Dataset items:
— Start —

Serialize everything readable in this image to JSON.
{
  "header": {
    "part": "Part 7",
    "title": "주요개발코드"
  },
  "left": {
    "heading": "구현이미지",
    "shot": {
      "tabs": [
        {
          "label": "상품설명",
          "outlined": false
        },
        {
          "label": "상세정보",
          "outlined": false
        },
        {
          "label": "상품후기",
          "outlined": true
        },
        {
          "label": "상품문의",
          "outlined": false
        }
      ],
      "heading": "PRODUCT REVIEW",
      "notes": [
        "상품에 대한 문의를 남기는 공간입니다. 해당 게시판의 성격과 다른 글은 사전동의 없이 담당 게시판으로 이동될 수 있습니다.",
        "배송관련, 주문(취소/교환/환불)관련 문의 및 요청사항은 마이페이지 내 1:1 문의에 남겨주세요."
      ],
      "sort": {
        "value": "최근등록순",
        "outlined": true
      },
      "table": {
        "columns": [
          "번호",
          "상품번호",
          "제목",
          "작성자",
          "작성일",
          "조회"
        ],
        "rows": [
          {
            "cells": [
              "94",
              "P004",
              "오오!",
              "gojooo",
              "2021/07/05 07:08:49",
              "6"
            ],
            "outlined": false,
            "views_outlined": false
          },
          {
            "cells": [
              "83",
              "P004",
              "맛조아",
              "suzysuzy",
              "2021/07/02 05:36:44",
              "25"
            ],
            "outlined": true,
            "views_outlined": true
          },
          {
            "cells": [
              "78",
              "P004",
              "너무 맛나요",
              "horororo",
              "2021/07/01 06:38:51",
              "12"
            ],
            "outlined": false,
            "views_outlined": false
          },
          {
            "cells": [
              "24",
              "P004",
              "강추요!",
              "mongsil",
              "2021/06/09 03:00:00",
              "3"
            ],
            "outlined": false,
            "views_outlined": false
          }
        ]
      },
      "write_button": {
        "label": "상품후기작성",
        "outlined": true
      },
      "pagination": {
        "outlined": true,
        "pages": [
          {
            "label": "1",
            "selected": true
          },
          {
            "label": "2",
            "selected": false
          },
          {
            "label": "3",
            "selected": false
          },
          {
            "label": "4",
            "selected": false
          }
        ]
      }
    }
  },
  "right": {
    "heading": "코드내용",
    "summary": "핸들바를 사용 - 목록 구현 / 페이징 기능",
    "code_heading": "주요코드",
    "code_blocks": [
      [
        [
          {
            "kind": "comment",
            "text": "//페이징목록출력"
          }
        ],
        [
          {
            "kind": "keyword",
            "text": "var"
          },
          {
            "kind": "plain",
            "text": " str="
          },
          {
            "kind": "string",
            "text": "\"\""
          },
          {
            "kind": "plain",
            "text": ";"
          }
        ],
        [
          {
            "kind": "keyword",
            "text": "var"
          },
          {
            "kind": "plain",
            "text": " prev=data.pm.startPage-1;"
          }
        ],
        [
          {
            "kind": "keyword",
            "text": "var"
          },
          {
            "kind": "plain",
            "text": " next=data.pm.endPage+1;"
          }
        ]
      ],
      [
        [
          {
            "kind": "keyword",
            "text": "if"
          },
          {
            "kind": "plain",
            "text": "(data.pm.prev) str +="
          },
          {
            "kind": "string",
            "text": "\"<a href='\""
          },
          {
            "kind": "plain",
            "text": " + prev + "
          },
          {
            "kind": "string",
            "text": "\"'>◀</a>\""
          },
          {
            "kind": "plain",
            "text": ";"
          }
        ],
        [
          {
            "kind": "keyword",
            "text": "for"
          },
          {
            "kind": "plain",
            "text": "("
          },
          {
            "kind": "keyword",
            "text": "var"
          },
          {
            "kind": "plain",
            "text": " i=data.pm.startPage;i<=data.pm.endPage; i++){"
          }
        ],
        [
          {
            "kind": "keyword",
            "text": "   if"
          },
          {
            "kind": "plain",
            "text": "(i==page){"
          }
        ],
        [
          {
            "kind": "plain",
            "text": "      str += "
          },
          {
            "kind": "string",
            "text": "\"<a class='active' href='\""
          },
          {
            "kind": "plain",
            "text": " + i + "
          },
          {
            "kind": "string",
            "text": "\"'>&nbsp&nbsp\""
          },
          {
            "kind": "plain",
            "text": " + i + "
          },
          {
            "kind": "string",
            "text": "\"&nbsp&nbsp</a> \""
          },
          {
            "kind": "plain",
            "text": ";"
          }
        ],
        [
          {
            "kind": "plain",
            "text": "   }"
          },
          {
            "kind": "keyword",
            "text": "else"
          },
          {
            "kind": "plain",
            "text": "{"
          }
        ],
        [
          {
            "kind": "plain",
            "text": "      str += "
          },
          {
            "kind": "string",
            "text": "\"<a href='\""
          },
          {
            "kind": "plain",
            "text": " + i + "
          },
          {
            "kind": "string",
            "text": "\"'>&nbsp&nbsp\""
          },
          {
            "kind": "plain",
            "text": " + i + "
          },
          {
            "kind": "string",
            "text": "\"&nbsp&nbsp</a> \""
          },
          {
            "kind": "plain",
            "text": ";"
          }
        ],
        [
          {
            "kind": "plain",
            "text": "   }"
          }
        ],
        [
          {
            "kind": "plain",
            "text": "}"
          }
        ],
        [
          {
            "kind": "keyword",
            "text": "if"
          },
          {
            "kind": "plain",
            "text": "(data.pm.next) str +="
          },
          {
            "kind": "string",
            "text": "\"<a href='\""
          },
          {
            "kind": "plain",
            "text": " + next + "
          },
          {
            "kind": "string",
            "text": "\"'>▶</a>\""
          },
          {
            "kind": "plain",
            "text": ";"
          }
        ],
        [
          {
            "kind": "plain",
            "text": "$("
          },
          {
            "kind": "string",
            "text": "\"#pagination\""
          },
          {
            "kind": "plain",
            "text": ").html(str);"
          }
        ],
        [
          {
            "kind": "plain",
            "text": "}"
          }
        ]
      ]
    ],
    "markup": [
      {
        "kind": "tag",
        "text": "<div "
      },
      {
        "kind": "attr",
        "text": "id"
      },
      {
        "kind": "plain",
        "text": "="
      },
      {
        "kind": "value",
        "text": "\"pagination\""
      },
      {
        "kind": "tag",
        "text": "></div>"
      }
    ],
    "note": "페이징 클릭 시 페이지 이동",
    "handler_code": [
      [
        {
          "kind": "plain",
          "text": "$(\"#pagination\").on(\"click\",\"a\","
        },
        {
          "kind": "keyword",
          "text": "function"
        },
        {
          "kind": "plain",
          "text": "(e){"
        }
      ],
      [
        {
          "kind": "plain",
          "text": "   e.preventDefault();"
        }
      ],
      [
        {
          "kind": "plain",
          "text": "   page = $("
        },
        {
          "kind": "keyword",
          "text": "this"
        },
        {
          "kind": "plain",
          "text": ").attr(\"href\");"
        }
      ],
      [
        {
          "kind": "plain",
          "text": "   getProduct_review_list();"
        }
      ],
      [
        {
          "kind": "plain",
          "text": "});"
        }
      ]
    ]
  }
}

— End —

Write out every line of the records exactly.

**Expected output:**
Serialize everything readable in this image to JSON.
{
  "header": {
    "part": "Part 7",
    "title": "주요개발코드"
  },
  "left": {
    "heading": "구현이미지",
    "shot": {
      "tabs": [
        {
          "label": "상품설명",
          "outlined": false
        },
        {
          "label": "상세정보",
          "outlined": false
        },
        {
          "label": "상품후기",
          "outlined": true
        },
        {
          "label": "상품문의",
          "outlined": false
        }
      ],
      "heading": "PRODUCT REVIEW",
      "notes": [
        "상품에 대한 문의를 남기는 공간입니다. 해당 게시판의 성격과 다른 글은 사전동의 없이 담당 게시판으로 이동될 수 있습니다.",
        "배송관련, 주문(취소/교환/환불)관련 문의 및 요청사항은 마이페이지 내 1:1 문의에 남겨주세요."
      ],
      "sort": {
        "value": "최근등록순",
        "outlined": true
      },
      "table": {
        "columns": [
          "번호",
          "상품번호",
          "제목",
          "작성자",
          "작성일",
          "조회"
        ],
        "rows": [
          {
            "cells": [
              "94",
              "P004",
              "오오!",
              "gojooo",
              "2021/07/05 07:08:49",
              "6"
            ],
            "outlined": false,
            "views_outlined": false
          },
          {
            "cells": [
              "83",
              "P004",
              "맛조아",
              "suzysuzy",
              "2021/07/02 05:36:44",
              "25"
            ],
            "outlined": true,
            "views_outlined": true
          },
          {
            "cells": [
              "78",
              "P004",
              "너무 맛나요",
              "horororo",
              "2021/07/01 06:38:51",
              "12"
            ],
            "outlined": false,
            "views_outlined": false
          },
          {
            "cells": [
              "24",
              "P004",
              "강추요!",
              "mongsil",
              "2021/06/09 03:00:00",
              "3"
            ],
            "outlined": false,
            "views_outlined": false
          }
        ]
      },
      "write_button": {
        "label": "상품후기작성",
        "outlined": true
      },
      "pagination": {
        "outlined": true,
        "pages": [
          {
            "label": "1",
            "selected": true
          },
          {
            "label": "2",
            "selected": false
          },
          {
            "label": "3",
            "selected": false
          },
          {
            "label": "4",
            "selected": false
          }
        ]
      }
    }
  },
  "right": {
    "heading": "코드내용",
    "summary": "핸들바를 사용 - 목록 구현 / 페이징 기능",
    "code_heading": "주요코드",
    "code_blocks": [
      [
        [
          {
            "kind": "comment",
            "text": "//페이징목록출력"
          }
        ],
        [
          {
            "kind": "keyword",
            "text": "var"
          },
          {
            "kind": "plain",
            "text": " str="
          },
          {
            "kind": "string",
            "text": "\"\""
          },
          {
            "kind": "plain",
            "text": ";"
          }
        ],
        [
          {
            "kind": "keyword",
            "text": "var"
          },
          {
            "kind": "plain",
            "text": " prev=data.pm.startPage-1;"
          }
        ],
        [
          {
            "kind": "keyword",
            "text": "var"
          },
          {
            "kind": "plain",
            "text": " next=data.pm.endPage+1;"
          }
        ]
      ],
      [
        [
          {
            "kind": "keyword",
            "text": "if"
          },
          {
            "kind": "plain",
            "text": "(data.pm.prev) str +="
          },
          {
            "kind": "string",
            "text": "\"<a href='\""
          },
          {
            "kind": "plain",
            "text": " + prev + "
          },
          {
            "kind": "string",
            "text": "\"'>◀</a>\""
          },
          {
            "kind": "plain",
            "text": ";"
          }
        ],
        [
          {
            "kind": "keyword",
            "text": "for"
          },
          {
            "kind": "plain",
            "text": "("
          },
          {
            "kind": "keyword",
            "text": "var"
          },
          {
            "kind": "plain",
            "text": " i=data.pm.startPage;i<=data.pm.endPage; i++){"
          }
        ],
        [
          {
            "kind": "keyword",
            "text": "   if"
          },
          {
            "kind": "plain",
            "text": "(i==page){"
          }
        ],
        [
          {
            "kind": "plain",
            "text": "      str += "
          },
          {
            "kind": "string",
            "text": "\"<a class='active' href='\""
          },
          {
            "kind": "plain",
            "text": " + i + "
          },
          {
            "kind": "string",
            "text": "\"'>&nbsp&nbsp\""
          },
          {
            "kind": "plain",
            "text": " + i + "
          },
          {
            "kind": "string",
            "text": "\"&nbsp&nbsp</a> \""
          },
          {
            "kind": "plain",
            "text": ";"
          }
        ],
        [
          {
            "kind": "plain",
            "text": "   }"
          },
          {
            "kind": "keyword",
            "text": "else"
          },
          {
            "kind": "plain",
            "text": "{"
          }
        ],
        [
          {
            "kind": "plain",
            "text": "      str += "
          },
          {
            "kind": "string",
            "text": "\"<a href='\""
          },
          {
            "kind": "plain",
            "text": " + i + "
          },
          {
            "kind": "string",
            "text": "\"'>&nbsp&nbsp\""
          },
          {
            "kind": "plain",
            "text": " + i + "
          },
          {
            "kind": "string",
            "text": "\"&nbsp&nbsp</a> \""
          },
          {
            "kind": "plain",
            "text": ";"
          }
        ],
        [
          {
            "kind": "plain",
            "text": "   }"
          }
        ],
        [
          {
            "kind": "plain",
            "text": "}"
          }
        ],
        [
          {
            "kind": "keyword",
            "text": "if"
          },
          {
            "kind": "plain",
            "text": "(data.pm.next) str +="
          },
          {
            "kind": "string",
            "text": "\"<a href='\""
          },
          {
            "kind": "plain",
            "text": " + next + "
          },
          {
            "kind": "string",
            "text": "\"'>▶</a>\""
          },
          {
            "kind": "plain",
            "text": ";"
          }
        ],
        [
          {
            "kind": "plain",
            "text": "$("
          },
          {
            "kind": "string",
            "text": "\"#pagination\""
          },
          {
            "kind": "plain",
            "text": ").html(str);"
          }
        ],
        [
          {
            "kind": "plain",
            "text": "}"
          }
        ]
      ]
    ],
    "markup": [
      {
        "kind": "tag",
        "text": "<div "
      },
      {
        "kind": "attr",
        "text": "id"
      },
      {
        "kind": "plain",
        "text": "="
      },
      {
        "kind": "value",
        "text": "\"pagination\""
      },
      {
        "kind": "tag",
        "text": "></div>"
      }
    ],
    "note": "페이징 클릭 시 페이지 이동",
    "handler_code": [
      [
        {
          "kind": "plain",
          "text": "$(\"#pagination\").on(\"click\",\"a\","
        },
        {
          "kind": "keyword",
          "text": "function"
        },
        {
          "kind": "plain",
          "text": "(e){"
        }
      ],
      [
        {
          "kind": "plain",
          "text": "   e.preventDefault();"
        }
      ],
      [
        {
          "kind": "plain",
          "text": "   page = $("
        },
        {
          "kind": "keyword",
          "text": "this"
        },
        {
          "kind": "plain",
          "text": ").attr(\"href\");"
        }
      ],
      [
        {
          "kind": "plain",
          "text": "   getProduct_review_list();"
        }
      ],
      [
        {
          "kind": "plain",
          "text": "});"
        }
      ]
    ]
  }
}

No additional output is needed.